▸ **Exercise objective**:
In the material below, the lines containing the word "nuestra" are required; copy each of them.

▸ **Material shown**:
-*-*-
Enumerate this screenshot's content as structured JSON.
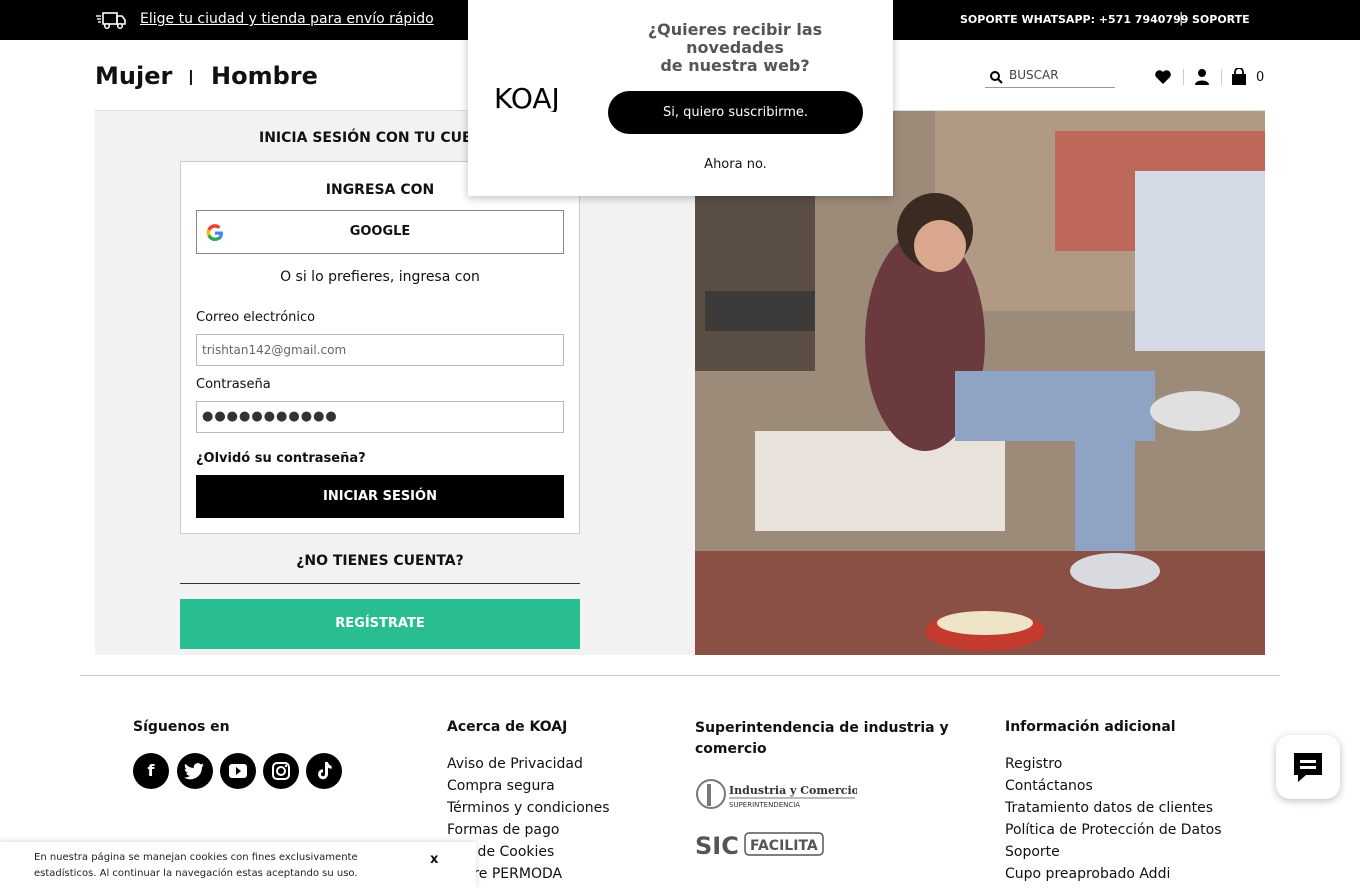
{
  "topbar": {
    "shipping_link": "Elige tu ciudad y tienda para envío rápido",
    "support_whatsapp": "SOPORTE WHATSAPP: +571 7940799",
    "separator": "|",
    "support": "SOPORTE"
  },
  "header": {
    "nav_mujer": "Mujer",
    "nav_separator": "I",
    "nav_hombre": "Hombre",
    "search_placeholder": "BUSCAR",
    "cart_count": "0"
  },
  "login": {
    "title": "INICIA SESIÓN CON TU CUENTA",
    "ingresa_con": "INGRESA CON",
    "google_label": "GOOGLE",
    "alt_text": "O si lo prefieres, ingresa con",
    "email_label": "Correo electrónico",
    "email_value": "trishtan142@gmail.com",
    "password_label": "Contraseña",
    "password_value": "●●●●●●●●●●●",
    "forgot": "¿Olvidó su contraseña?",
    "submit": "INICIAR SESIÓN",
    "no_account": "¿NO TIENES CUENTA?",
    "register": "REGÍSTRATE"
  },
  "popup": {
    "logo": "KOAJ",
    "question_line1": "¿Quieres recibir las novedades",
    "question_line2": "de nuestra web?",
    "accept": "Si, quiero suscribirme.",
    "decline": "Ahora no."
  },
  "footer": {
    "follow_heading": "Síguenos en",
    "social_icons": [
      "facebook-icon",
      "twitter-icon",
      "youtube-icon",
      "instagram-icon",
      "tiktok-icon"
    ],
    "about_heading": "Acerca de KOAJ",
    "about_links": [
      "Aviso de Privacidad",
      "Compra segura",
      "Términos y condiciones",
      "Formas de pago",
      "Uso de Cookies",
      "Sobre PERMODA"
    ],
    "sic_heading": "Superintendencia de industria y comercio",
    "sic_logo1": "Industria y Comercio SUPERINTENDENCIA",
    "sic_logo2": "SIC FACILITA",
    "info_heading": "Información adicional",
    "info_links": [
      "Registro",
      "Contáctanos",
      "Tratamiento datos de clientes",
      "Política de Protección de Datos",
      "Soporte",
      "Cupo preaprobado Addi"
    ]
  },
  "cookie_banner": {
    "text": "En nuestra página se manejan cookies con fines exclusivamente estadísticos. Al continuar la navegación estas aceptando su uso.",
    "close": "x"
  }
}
-*-*-
▸ **Solution for this exercise**:
    "question_line2": "de nuestra web?",
    "text": "En nuestra página se manejan cookies con fines exclusivamente estadísticos. Al continuar la navegación estas aceptando su uso.",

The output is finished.